◆ DIRECTIVE ◆
Below is the data. Give it again, complete and exact.

(Dataset excerpt)
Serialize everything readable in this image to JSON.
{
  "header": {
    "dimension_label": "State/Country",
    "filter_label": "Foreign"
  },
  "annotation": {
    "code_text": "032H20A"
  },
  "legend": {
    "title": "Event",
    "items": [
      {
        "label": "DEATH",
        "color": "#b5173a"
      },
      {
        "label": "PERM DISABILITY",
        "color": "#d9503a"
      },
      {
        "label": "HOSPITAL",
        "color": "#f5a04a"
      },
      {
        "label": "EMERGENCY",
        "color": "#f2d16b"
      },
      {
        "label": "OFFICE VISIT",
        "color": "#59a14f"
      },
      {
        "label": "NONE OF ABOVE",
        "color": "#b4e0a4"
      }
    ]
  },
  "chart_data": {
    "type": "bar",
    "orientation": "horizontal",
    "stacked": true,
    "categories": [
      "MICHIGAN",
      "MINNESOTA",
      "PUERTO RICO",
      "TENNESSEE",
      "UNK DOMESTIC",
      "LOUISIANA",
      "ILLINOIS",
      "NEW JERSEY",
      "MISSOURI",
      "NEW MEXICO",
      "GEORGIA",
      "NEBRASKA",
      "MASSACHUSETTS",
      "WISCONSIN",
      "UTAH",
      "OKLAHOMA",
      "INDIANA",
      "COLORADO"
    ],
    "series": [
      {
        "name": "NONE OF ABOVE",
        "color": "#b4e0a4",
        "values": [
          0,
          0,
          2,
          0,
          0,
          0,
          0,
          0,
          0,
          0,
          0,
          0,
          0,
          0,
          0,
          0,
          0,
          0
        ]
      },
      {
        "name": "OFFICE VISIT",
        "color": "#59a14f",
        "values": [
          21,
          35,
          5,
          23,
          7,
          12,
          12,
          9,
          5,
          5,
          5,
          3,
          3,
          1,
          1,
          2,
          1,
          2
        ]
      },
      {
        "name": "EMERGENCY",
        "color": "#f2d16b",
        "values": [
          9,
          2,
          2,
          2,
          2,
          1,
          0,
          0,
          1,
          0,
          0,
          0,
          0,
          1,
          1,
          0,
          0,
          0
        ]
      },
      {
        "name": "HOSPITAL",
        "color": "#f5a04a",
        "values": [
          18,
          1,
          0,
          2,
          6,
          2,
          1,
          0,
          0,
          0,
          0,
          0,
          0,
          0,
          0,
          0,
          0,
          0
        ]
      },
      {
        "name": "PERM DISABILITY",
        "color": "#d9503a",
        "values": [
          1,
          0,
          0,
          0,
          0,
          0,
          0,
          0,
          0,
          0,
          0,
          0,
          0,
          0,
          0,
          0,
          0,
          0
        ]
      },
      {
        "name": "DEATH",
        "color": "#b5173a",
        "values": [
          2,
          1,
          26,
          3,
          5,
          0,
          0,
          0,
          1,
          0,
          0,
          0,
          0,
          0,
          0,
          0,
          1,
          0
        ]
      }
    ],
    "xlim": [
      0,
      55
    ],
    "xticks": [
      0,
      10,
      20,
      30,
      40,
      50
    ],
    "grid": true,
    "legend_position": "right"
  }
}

◆ OUTPUT OF THE TASK ◆
Serialize everything readable in this image to JSON.
{
  "header": {
    "dimension_label": "State/Country",
    "filter_label": "Foreign"
  },
  "annotation": {
    "code_text": "032H20A"
  },
  "legend": {
    "title": "Event",
    "items": [
      {
        "label": "DEATH",
        "color": "#b5173a"
      },
      {
        "label": "PERM DISABILITY",
        "color": "#d9503a"
      },
      {
        "label": "HOSPITAL",
        "color": "#f5a04a"
      },
      {
        "label": "EMERGENCY",
        "color": "#f2d16b"
      },
      {
        "label": "OFFICE VISIT",
        "color": "#59a14f"
      },
      {
        "label": "NONE OF ABOVE",
        "color": "#b4e0a4"
      }
    ]
  },
  "chart_data": {
    "type": "bar",
    "orientation": "horizontal",
    "stacked": true,
    "categories": [
      "MICHIGAN",
      "MINNESOTA",
      "PUERTO RICO",
      "TENNESSEE",
      "UNK DOMESTIC",
      "LOUISIANA",
      "ILLINOIS",
      "NEW JERSEY",
      "MISSOURI",
      "NEW MEXICO",
      "GEORGIA",
      "NEBRASKA",
      "MASSACHUSETTS",
      "WISCONSIN",
      "UTAH",
      "OKLAHOMA",
      "INDIANA",
      "COLORADO"
    ],
    "series": [
      {
        "name": "NONE OF ABOVE",
        "color": "#b4e0a4",
        "values": [
          0,
          0,
          2,
          0,
          0,
          0,
          0,
          0,
          0,
          0,
          0,
          0,
          0,
          0,
          0,
          0,
          0,
          0
        ]
      },
      {
        "name": "OFFICE VISIT",
        "color": "#59a14f",
        "values": [
          21,
          35,
          5,
          23,
          7,
          12,
          12,
          9,
          5,
          5,
          5,
          3,
          3,
          1,
          1,
          2,
          1,
          2
        ]
      },
      {
        "name": "EMERGENCY",
        "color": "#f2d16b",
        "values": [
          9,
          2,
          2,
          2,
          2,
          1,
          0,
          0,
          1,
          0,
          0,
          0,
          0,
          1,
          1,
          0,
          0,
          0
        ]
      },
      {
        "name": "HOSPITAL",
        "color": "#f5a04a",
        "values": [
          18,
          1,
          0,
          2,
          6,
          2,
          1,
          0,
          0,
          0,
          0,
          0,
          0,
          0,
          0,
          0,
          0,
          0
        ]
      },
      {
        "name": "PERM DISABILITY",
        "color": "#d9503a",
        "values": [
          1,
          0,
          0,
          0,
          0,
          0,
          0,
          0,
          0,
          0,
          0,
          0,
          0,
          0,
          0,
          0,
          0,
          0
        ]
      },
      {
        "name": "DEATH",
        "color": "#b5173a",
        "values": [
          2,
          1,
          26,
          3,
          5,
          0,
          0,
          0,
          1,
          0,
          0,
          0,
          0,
          0,
          0,
          0,
          1,
          0
        ]
      }
    ],
    "xlim": [
      0,
      55
    ],
    "xticks": [
      0,
      10,
      20,
      30,
      40,
      50
    ],
    "grid": true,
    "legend_position": "right"
  }
}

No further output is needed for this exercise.